## EXERCISE
Every line containing the word "text" needs to be found and copied.
[START OF EXERCISE DATA]
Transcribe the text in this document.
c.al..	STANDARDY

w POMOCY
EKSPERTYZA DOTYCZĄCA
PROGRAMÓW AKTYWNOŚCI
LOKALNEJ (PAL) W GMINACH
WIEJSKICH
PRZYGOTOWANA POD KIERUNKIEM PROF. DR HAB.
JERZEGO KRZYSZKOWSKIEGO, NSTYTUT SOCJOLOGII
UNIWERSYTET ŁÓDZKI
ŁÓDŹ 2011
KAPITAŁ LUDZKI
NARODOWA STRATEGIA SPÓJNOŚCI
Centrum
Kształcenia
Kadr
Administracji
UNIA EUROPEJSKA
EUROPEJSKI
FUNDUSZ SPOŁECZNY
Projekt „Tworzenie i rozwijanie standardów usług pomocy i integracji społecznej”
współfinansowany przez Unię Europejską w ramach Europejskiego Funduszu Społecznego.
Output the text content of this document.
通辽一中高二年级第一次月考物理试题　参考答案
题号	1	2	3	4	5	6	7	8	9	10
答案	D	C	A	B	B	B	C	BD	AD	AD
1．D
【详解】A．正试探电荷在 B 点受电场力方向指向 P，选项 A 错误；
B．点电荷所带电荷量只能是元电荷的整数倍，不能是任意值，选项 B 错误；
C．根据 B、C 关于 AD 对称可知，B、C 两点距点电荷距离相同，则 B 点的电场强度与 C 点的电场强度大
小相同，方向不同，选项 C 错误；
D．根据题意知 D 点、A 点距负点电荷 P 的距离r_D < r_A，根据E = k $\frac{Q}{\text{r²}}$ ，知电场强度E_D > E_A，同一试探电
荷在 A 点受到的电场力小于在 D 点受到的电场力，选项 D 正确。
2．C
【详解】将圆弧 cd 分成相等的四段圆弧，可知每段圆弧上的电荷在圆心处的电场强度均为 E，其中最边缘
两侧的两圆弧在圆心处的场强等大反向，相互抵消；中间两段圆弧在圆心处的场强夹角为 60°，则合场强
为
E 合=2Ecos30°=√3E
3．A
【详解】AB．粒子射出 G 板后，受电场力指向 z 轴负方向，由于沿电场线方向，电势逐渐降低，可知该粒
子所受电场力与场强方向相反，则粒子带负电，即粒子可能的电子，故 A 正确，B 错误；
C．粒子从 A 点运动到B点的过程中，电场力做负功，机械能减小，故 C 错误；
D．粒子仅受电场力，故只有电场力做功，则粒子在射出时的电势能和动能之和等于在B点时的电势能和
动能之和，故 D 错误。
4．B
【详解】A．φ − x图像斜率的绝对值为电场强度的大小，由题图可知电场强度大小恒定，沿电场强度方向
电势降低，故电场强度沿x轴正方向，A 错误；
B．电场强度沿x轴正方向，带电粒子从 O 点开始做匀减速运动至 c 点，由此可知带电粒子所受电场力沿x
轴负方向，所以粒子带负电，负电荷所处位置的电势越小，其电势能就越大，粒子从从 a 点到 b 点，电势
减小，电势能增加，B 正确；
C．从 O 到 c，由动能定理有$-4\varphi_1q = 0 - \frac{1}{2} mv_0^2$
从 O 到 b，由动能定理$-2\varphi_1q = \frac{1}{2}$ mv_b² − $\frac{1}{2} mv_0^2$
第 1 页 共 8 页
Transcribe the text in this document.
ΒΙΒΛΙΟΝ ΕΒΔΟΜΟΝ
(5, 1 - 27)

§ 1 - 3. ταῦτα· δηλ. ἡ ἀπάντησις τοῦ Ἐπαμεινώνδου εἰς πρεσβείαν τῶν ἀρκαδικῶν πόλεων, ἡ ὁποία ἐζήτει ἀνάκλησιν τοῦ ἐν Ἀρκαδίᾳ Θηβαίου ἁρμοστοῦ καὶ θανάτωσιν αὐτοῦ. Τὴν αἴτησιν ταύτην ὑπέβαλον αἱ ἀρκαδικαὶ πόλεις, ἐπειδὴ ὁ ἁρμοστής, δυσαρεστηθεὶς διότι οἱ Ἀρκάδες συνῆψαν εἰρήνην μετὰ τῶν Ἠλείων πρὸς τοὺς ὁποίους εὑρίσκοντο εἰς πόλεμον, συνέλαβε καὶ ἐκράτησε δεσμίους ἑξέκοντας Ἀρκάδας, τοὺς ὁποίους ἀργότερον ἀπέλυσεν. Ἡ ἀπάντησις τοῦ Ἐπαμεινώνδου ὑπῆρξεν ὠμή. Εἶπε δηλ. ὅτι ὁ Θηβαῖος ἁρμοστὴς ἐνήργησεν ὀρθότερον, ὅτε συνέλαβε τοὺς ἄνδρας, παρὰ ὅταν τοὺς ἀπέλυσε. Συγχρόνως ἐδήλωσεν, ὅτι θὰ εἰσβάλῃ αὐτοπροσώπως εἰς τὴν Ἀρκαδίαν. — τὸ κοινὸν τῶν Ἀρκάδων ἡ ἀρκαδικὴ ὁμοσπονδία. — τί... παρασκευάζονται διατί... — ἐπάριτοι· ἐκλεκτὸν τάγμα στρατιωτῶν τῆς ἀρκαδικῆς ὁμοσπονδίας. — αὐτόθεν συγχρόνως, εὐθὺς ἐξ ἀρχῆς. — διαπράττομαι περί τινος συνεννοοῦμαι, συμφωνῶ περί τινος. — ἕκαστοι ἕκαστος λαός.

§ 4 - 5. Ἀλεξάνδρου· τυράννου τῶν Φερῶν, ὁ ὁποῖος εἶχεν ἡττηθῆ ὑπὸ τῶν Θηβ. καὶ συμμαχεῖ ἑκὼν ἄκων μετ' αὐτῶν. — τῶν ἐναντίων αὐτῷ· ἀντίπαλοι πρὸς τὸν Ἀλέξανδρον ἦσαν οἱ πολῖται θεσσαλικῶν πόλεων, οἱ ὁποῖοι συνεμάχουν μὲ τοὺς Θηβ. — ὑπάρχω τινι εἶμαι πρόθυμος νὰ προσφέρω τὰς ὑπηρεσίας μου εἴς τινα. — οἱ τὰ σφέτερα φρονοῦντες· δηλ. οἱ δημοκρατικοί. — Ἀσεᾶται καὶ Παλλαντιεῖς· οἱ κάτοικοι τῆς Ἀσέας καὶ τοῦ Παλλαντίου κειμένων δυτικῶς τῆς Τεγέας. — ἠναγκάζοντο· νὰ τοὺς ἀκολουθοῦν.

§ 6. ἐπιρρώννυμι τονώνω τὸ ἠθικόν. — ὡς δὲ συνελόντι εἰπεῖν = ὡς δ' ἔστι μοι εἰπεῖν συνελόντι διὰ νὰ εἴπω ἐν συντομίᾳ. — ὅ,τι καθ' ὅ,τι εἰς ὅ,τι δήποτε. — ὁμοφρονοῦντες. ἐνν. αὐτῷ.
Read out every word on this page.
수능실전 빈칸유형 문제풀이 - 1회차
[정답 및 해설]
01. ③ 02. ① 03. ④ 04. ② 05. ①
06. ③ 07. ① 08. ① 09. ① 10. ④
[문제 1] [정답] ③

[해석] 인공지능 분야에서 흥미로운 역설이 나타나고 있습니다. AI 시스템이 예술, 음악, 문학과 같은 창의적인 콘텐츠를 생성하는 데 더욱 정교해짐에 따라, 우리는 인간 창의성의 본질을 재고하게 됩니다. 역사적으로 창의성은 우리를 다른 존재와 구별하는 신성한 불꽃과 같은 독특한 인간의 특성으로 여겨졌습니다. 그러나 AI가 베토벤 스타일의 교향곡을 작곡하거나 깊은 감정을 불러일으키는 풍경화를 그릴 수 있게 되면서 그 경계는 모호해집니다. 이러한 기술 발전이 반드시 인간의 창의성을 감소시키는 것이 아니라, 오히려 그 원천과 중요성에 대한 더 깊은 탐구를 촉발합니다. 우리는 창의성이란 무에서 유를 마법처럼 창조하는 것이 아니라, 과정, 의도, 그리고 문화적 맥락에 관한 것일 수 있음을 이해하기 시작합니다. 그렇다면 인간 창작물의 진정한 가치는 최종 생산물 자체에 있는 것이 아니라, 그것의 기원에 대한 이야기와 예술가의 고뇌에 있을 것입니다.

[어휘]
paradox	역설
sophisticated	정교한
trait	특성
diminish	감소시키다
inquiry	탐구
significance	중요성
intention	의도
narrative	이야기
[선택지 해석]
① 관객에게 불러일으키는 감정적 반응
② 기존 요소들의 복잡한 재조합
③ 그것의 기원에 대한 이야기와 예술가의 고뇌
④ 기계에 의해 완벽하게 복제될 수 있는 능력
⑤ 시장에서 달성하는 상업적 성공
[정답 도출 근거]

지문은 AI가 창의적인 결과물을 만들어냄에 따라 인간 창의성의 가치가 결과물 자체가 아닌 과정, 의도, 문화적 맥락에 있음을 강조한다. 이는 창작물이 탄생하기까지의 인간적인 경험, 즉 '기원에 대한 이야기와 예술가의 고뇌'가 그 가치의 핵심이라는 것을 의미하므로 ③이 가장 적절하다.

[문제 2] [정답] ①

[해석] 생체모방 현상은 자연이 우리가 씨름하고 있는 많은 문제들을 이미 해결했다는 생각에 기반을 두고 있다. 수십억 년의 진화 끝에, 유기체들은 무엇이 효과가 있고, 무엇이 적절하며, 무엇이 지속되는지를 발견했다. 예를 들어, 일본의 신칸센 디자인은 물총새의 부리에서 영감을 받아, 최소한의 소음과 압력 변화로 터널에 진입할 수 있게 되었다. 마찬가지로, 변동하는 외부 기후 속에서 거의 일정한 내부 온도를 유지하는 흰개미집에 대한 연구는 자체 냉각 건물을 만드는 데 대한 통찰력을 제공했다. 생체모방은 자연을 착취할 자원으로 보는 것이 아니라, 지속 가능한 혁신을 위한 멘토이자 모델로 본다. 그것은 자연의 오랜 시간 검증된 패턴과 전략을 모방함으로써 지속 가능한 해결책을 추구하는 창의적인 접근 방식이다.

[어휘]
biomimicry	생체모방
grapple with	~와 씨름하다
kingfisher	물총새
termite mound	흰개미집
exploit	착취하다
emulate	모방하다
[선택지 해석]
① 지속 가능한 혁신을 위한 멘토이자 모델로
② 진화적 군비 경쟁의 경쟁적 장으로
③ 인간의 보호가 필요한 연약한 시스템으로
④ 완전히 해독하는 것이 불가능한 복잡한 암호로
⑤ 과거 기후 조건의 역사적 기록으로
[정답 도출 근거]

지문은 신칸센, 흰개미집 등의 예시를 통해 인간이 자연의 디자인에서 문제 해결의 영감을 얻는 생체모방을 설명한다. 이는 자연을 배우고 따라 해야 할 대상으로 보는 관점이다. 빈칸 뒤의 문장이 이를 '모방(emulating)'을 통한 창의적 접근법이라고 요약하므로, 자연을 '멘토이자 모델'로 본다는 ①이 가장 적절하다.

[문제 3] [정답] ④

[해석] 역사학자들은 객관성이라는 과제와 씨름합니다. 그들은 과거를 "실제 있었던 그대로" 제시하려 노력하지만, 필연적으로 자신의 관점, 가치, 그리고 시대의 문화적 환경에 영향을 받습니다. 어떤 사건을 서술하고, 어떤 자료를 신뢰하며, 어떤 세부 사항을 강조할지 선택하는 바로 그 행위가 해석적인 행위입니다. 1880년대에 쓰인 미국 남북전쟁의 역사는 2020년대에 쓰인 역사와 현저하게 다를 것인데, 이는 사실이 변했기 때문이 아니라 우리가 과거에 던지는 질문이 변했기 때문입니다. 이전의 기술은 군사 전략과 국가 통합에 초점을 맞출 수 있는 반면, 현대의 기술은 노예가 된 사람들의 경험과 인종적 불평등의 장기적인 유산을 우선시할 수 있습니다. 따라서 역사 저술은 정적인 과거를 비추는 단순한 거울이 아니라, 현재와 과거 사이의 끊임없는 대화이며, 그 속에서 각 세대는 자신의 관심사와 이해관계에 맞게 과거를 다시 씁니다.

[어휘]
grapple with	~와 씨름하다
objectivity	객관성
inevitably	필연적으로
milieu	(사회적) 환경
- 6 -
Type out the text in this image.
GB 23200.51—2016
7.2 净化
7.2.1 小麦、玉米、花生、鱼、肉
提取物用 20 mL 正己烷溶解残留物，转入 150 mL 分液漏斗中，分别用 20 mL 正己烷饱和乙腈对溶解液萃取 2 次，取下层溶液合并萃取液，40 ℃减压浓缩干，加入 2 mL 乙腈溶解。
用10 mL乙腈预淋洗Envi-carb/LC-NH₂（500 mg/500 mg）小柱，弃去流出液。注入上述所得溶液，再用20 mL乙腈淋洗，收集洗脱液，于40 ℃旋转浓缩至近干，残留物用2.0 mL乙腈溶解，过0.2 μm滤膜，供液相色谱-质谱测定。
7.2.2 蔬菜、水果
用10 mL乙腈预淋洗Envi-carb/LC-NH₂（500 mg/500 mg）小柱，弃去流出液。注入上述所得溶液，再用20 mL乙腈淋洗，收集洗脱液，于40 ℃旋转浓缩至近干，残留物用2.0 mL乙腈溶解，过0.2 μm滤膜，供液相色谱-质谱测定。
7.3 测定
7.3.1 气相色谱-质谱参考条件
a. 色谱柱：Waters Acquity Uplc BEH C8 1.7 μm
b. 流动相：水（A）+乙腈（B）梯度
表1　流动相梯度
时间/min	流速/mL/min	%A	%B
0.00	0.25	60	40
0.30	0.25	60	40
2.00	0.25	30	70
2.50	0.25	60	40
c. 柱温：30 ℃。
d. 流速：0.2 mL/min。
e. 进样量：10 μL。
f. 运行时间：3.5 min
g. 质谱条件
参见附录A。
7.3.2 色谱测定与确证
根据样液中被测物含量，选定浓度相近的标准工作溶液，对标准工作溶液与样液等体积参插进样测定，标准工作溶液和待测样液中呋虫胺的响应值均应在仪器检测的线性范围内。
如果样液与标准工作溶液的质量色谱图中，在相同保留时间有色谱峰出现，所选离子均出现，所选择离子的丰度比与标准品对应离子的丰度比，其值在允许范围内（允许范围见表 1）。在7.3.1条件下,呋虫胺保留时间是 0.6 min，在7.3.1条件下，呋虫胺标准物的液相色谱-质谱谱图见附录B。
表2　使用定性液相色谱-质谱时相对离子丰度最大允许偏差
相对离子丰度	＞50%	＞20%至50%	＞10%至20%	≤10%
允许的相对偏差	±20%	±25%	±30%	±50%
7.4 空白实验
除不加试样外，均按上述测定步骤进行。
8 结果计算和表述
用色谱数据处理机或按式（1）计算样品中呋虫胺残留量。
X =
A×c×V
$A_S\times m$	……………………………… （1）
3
[END OF EXERCISE DATA]
## ANSWER BELOW
Transcribe the text in this document.
Output the text content of this document.
D．根据题意知 D 点、A 点距负点电荷 P 的距离r_D < r_A，根据E = k $\frac{Q}{\text{r²}}$ ，知电场强度E_D > E_A，同一试探电
Transcribe the text in this document.
Type out the text in this image.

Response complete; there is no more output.